### [BRIEF]
Can you write out, character for character, the lines below from the very first one through the one containing "420, 506, 434]", with both of those included?

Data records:

+ + + + +

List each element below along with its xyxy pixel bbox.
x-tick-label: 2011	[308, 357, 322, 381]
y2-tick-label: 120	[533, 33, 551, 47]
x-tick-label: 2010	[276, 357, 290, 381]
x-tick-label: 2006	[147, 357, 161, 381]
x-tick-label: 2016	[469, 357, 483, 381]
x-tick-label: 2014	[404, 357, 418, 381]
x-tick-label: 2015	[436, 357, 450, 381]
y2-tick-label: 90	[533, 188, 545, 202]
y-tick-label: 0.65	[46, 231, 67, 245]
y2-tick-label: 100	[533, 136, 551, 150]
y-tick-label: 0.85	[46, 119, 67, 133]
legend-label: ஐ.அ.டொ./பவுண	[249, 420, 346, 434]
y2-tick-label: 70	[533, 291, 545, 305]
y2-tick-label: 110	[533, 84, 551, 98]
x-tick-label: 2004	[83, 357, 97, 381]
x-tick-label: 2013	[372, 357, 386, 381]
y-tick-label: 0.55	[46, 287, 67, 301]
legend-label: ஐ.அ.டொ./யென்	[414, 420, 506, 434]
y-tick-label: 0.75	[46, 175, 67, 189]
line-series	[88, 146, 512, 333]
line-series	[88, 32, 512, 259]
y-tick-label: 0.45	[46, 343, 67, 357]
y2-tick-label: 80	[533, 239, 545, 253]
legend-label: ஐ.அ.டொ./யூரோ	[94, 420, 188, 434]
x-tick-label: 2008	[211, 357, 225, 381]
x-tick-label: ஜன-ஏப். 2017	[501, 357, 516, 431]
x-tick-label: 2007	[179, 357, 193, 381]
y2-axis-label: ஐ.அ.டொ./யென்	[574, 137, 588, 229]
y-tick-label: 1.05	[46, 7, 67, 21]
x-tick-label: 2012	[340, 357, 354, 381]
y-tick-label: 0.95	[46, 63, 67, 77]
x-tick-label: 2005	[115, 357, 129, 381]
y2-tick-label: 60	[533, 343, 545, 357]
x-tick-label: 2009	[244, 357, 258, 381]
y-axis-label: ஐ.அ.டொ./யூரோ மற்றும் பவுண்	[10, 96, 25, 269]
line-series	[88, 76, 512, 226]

+ + + + +

### [THE RESULT]
List each element below along with its xyxy pixel bbox.
x-tick-label: 2011	[308, 357, 322, 381]
y2-tick-label: 120	[533, 33, 551, 47]
x-tick-label: 2010	[276, 357, 290, 381]
x-tick-label: 2006	[147, 357, 161, 381]
x-tick-label: 2016	[469, 357, 483, 381]
x-tick-label: 2014	[404, 357, 418, 381]
x-tick-label: 2015	[436, 357, 450, 381]
y2-tick-label: 90	[533, 188, 545, 202]
y-tick-label: 0.65	[46, 231, 67, 245]
y2-tick-label: 100	[533, 136, 551, 150]
y-tick-label: 0.85	[46, 119, 67, 133]
legend-label: ஐ.அ.டொ./பவுண	[249, 420, 346, 434]
y2-tick-label: 70	[533, 291, 545, 305]
y2-tick-label: 110	[533, 84, 551, 98]
x-tick-label: 2004	[83, 357, 97, 381]
x-tick-label: 2013	[372, 357, 386, 381]
y-tick-label: 0.55	[46, 287, 67, 301]
legend-label: ஐ.அ.டொ./யென்	[414, 420, 506, 434]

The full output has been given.